### What you need to do
Scan the lines below; pull out those with "Fiber".

### Source material
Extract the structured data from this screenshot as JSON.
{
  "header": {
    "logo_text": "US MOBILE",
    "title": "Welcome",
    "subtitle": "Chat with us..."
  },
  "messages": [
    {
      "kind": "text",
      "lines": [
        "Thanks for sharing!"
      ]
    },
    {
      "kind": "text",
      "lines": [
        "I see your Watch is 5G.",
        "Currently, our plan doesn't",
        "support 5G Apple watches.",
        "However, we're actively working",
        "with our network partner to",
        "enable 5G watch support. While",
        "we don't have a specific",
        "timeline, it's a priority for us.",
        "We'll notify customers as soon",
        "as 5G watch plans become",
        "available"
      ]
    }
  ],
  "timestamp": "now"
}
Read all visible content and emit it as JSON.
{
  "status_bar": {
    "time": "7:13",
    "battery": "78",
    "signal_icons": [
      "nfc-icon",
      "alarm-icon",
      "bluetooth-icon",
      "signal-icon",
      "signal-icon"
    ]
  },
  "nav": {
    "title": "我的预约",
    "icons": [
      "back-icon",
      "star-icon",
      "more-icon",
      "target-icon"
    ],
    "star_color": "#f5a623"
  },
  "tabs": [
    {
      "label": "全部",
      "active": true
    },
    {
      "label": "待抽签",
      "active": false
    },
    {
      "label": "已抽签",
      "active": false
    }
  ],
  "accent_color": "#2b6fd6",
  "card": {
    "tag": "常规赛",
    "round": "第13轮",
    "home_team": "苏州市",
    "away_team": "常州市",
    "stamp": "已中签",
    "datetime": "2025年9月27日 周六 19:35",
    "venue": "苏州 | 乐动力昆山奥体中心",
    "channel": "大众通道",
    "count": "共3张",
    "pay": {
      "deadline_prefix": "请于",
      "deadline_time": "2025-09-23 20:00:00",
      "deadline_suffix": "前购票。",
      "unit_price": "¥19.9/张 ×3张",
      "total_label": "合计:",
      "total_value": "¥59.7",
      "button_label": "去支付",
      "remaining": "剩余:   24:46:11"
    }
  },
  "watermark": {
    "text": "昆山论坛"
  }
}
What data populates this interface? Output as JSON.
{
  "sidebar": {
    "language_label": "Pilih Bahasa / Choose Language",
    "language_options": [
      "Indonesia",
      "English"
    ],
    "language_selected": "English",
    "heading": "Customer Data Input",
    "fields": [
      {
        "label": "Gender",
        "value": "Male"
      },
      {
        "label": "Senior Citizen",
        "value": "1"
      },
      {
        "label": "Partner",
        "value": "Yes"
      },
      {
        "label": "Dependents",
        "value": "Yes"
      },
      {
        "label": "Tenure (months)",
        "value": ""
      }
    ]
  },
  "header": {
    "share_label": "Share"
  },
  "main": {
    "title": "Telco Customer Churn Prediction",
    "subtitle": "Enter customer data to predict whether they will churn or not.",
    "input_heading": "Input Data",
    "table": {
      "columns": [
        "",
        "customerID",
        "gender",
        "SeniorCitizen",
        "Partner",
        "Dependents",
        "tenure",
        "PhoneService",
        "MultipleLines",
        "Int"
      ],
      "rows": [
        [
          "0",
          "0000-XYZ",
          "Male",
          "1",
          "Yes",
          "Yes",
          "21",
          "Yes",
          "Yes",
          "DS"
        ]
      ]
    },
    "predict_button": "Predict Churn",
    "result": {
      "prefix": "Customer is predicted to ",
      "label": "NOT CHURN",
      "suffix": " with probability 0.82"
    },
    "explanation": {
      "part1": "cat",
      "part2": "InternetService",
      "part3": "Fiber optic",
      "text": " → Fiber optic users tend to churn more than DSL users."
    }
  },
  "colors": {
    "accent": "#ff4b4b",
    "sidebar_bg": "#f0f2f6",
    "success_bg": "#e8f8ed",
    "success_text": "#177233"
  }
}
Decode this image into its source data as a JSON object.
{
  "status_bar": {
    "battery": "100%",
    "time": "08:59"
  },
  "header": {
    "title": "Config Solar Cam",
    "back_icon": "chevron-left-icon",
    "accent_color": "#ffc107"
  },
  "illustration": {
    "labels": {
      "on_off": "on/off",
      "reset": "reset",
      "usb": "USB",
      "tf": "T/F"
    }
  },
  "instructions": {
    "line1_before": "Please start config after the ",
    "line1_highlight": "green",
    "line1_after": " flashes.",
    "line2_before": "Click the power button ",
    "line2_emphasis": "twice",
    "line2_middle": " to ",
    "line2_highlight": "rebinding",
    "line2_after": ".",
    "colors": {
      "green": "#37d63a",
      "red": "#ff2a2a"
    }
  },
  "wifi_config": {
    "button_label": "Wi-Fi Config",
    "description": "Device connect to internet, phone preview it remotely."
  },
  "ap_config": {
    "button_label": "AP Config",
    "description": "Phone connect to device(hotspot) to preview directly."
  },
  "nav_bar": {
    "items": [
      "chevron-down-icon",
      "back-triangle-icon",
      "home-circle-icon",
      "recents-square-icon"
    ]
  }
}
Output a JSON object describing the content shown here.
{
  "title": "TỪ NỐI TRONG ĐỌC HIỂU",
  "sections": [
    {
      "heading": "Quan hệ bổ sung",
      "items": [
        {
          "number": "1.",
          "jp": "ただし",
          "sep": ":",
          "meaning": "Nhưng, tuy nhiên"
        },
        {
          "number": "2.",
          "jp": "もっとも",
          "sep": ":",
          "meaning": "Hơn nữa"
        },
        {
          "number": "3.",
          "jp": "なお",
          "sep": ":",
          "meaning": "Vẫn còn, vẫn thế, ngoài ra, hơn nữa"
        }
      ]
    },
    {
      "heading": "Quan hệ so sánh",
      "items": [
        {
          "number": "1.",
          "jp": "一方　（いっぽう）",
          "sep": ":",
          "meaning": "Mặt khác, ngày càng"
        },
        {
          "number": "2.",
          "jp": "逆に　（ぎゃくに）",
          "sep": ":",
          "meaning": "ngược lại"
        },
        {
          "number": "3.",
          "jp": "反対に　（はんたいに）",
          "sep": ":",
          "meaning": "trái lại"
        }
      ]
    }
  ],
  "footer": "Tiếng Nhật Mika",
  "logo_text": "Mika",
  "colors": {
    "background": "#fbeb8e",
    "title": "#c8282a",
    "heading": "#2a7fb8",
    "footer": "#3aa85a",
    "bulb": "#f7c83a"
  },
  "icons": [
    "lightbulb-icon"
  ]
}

### Result
      "part3": "Fiber optic",
      "text": " → Fiber optic users tend to churn more than DSL users."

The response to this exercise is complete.